▸ **Problem details**
Print every line of the listing exactly, please.

▸ **Dataset**
* begin *

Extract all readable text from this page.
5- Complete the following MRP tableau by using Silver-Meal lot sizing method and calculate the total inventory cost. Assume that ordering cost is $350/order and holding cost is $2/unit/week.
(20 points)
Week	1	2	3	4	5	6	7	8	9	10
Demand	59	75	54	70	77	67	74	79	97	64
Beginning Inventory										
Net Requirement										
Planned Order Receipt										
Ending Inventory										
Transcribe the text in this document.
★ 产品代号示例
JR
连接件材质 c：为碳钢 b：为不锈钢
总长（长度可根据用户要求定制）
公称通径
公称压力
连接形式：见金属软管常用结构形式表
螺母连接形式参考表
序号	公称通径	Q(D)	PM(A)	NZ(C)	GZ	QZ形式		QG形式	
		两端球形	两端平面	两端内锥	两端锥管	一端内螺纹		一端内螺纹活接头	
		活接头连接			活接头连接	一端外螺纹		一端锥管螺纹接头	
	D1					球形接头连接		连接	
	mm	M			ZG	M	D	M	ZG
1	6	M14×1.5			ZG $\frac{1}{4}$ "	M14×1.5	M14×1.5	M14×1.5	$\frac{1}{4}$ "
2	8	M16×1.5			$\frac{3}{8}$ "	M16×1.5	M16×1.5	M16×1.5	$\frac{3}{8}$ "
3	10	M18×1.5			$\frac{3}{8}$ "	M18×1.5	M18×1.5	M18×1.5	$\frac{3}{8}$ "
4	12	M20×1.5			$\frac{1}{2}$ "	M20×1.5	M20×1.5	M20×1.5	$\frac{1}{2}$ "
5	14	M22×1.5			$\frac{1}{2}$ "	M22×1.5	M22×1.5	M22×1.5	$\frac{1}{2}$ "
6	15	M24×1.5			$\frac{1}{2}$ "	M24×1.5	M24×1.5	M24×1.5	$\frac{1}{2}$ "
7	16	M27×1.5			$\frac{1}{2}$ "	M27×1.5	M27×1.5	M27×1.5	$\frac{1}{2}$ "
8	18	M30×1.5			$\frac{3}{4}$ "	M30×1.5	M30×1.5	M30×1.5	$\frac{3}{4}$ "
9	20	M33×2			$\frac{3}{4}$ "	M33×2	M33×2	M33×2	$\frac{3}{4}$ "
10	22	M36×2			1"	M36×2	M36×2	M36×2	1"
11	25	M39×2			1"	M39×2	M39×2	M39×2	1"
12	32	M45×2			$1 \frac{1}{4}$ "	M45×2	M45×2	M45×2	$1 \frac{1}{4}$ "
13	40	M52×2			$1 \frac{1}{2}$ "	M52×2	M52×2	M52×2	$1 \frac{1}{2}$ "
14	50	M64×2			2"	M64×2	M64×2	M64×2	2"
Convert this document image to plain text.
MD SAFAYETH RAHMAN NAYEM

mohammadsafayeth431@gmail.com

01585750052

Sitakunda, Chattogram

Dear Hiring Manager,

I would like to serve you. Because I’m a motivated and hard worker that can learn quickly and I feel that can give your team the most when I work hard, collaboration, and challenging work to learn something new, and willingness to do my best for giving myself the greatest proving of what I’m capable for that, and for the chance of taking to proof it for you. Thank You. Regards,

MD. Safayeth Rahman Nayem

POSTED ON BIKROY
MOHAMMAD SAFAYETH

* end *

▸ **Exercise result**
Extract all readable text from this page.
5- Complete the following MRP tableau by using Silver-Meal lot sizing method and calculate the total inventory cost. Assume that ordering cost is $350/order and holding cost is $2/unit/week.
(20 points)
Week	1	2	3	4	5	6	7	8	9	10
Demand	59	75	54	70	77	67	74	79	97	64
Beginning Inventory										
Net Requirement										
Planned Order Receipt										
Ending Inventory										
Transcribe the text in this document.
★ 产品代号示例
JR
连接件材质 c：为碳钢 b：为不锈钢
总长（长度可根据用户要求定制）
公称通径
公称压力
连接形式：见金属软管常用结构形式表
螺母连接形式参考表
序号	公称通径	Q(D)	PM(A)	NZ(C)	GZ	QZ形式		QG形式	
		两端球形	两端平面	两端内锥	两端锥管	一端内螺纹		一端内螺纹活接头	
		活接头连接			活接头连接	一端外螺纹		一端锥管螺纹接头	
	D1					球形接头连接		连接	
	mm	M			ZG	M	D	M	ZG
1	6	M14×1.5			ZG $\frac{1}{4}$ "	M14×1.5	M14×1.5	M14×1.5	$\frac{1}{4}$ "
2	8	M16×1.5			$\frac{3}{8}$ "	M16×1.5	M16×1.5	M16×1.5	$\frac{3}{8}$ "
3	10	M18×1.5			$\frac{3}{8}$ "	M18×1.5	M18×1.5	M18×1.5	$\frac{3}{8}$ "
4	12	M20×1.5			$\frac{1}{2}$ "	M20×1.5	M20×1.5	M20×1.5	$\frac{1}{2}$ "
5	14	M22×1.5			$\frac{1}{2}$ "	M22×1.5	M22×1.5	M22×1.5	$\frac{1}{2}$ "
6	15	M24×1.5			$\frac{1}{2}$ "	M24×1.5	M24×1.5	M24×1.5	$\frac{1}{2}$ "
7	16	M27×1.5			$\frac{1}{2}$ "	M27×1.5	M27×1.5	M27×1.5	$\frac{1}{2}$ "
8	18	M30×1.5			$\frac{3}{4}$ "	M30×1.5	M30×1.5	M30×1.5	$\frac{3}{4}$ "
9	20	M33×2			$\frac{3}{4}$ "	M33×2	M33×2	M33×2	$\frac{3}{4}$ "
10	22	M36×2			1"	M36×2	M36×2	M36×2	1"
11	25	M39×2			1"	M39×2	M39×2	M39×2	1"
12	32	M45×2			$1 \frac{1}{4}$ "	M45×2	M45×2	M45×2	$1 \frac{1}{4}$ "
13	40	M52×2			$1 \frac{1}{2}$ "	M52×2	M52×2	M52×2	$1 \frac{1}{2}$ "
14	50	M64×2			2"	M64×2	M64×2	M64×2	2"
Convert this document image to plain text.
MD SAFAYETH RAHMAN NAYEM

mohammadsafayeth431@gmail.com

01585750052

Sitakunda, Chattogram

Dear Hiring Manager,

I would like to serve you. Because I’m a motivated and hard worker that can learn quickly and I feel that can give your team the most when I work hard, collaboration, and challenging work to learn something new, and willingness to do my best for giving myself the greatest proving of what I’m capable for that, and for the chance of taking to proof it for you. Thank You. Regards,

MD. Safayeth Rahman Nayem

POSTED ON BIKROY
MOHAMMAD SAFAYETH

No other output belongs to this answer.